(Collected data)
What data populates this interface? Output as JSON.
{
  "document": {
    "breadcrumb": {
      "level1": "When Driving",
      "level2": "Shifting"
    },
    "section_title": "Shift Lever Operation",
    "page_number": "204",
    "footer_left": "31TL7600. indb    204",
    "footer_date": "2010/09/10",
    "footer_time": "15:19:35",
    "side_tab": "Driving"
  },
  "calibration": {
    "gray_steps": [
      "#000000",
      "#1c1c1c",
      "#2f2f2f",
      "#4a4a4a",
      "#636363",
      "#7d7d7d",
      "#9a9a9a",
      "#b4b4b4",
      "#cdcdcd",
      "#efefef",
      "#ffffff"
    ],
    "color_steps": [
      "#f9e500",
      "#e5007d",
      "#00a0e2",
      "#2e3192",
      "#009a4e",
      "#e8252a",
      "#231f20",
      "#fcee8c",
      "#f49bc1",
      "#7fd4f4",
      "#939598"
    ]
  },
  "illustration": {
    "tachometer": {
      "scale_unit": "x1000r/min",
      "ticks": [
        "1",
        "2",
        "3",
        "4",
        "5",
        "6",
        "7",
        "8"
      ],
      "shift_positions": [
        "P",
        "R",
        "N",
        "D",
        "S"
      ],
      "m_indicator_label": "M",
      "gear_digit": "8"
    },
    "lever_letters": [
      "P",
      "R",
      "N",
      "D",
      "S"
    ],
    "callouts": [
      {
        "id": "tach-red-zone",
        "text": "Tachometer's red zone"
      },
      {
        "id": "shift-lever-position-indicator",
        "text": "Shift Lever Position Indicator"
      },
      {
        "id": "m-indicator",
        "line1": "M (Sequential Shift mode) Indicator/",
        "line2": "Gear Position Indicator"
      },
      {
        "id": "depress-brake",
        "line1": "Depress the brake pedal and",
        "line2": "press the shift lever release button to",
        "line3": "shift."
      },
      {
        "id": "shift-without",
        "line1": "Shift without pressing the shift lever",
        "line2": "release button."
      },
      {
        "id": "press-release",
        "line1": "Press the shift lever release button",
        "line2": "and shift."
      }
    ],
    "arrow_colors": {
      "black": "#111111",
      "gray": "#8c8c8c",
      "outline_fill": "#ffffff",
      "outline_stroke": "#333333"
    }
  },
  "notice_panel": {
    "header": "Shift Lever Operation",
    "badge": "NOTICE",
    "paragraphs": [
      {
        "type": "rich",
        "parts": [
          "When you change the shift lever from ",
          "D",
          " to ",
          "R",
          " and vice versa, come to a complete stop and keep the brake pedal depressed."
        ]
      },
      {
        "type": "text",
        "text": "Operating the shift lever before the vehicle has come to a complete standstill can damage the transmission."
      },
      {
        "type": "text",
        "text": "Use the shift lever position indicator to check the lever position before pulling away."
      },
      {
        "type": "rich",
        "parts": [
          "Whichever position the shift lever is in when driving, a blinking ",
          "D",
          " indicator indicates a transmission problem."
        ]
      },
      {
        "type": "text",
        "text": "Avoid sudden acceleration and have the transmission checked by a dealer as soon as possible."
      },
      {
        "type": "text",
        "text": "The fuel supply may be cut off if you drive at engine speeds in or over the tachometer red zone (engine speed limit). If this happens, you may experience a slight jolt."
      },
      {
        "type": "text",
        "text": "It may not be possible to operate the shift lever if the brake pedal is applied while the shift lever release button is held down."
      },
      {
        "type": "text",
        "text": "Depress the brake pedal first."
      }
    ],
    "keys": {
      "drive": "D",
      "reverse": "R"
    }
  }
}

**Given task:**
Every line of the data above should be copied exactly.

**Written solution:**
What data populates this interface? Output as JSON.
{
  "document": {
    "breadcrumb": {
      "level1": "When Driving",
      "level2": "Shifting"
    },
    "section_title": "Shift Lever Operation",
    "page_number": "204",
    "footer_left": "31TL7600. indb    204",
    "footer_date": "2010/09/10",
    "footer_time": "15:19:35",
    "side_tab": "Driving"
  },
  "calibration": {
    "gray_steps": [
      "#000000",
      "#1c1c1c",
      "#2f2f2f",
      "#4a4a4a",
      "#636363",
      "#7d7d7d",
      "#9a9a9a",
      "#b4b4b4",
      "#cdcdcd",
      "#efefef",
      "#ffffff"
    ],
    "color_steps": [
      "#f9e500",
      "#e5007d",
      "#00a0e2",
      "#2e3192",
      "#009a4e",
      "#e8252a",
      "#231f20",
      "#fcee8c",
      "#f49bc1",
      "#7fd4f4",
      "#939598"
    ]
  },
  "illustration": {
    "tachometer": {
      "scale_unit": "x1000r/min",
      "ticks": [
        "1",
        "2",
        "3",
        "4",
        "5",
        "6",
        "7",
        "8"
      ],
      "shift_positions": [
        "P",
        "R",
        "N",
        "D",
        "S"
      ],
      "m_indicator_label": "M",
      "gear_digit": "8"
    },
    "lever_letters": [
      "P",
      "R",
      "N",
      "D",
      "S"
    ],
    "callouts": [
      {
        "id": "tach-red-zone",
        "text": "Tachometer's red zone"
      },
      {
        "id": "shift-lever-position-indicator",
        "text": "Shift Lever Position Indicator"
      },
      {
        "id": "m-indicator",
        "line1": "M (Sequential Shift mode) Indicator/",
        "line2": "Gear Position Indicator"
      },
      {
        "id": "depress-brake",
        "line1": "Depress the brake pedal and",
        "line2": "press the shift lever release button to",
        "line3": "shift."
      },
      {
        "id": "shift-without",
        "line1": "Shift without pressing the shift lever",
        "line2": "release button."
      },
      {
        "id": "press-release",
        "line1": "Press the shift lever release button",
        "line2": "and shift."
      }
    ],
    "arrow_colors": {
      "black": "#111111",
      "gray": "#8c8c8c",
      "outline_fill": "#ffffff",
      "outline_stroke": "#333333"
    }
  },
  "notice_panel": {
    "header": "Shift Lever Operation",
    "badge": "NOTICE",
    "paragraphs": [
      {
        "type": "rich",
        "parts": [
          "When you change the shift lever from ",
          "D",
          " to ",
          "R",
          " and vice versa, come to a complete stop and keep the brake pedal depressed."
        ]
      },
      {
        "type": "text",
        "text": "Operating the shift lever before the vehicle has come to a complete standstill can damage the transmission."
      },
      {
        "type": "text",
        "text": "Use the shift lever position indicator to check the lever position before pulling away."
      },
      {
        "type": "rich",
        "parts": [
          "Whichever position the shift lever is in when driving, a blinking ",
          "D",
          " indicator indicates a transmission problem."
        ]
      },
      {
        "type": "text",
        "text": "Avoid sudden acceleration and have the transmission checked by a dealer as soon as possible."
      },
      {
        "type": "text",
        "text": "The fuel supply may be cut off if you drive at engine speeds in or over the tachometer red zone (engine speed limit). If this happens, you may experience a slight jolt."
      },
      {
        "type": "text",
        "text": "It may not be possible to operate the shift lever if the brake pedal is applied while the shift lever release button is held down."
      },
      {
        "type": "text",
        "text": "Depress the brake pedal first."
      }
    ],
    "keys": {
      "drive": "D",
      "reverse": "R"
    }
  }
}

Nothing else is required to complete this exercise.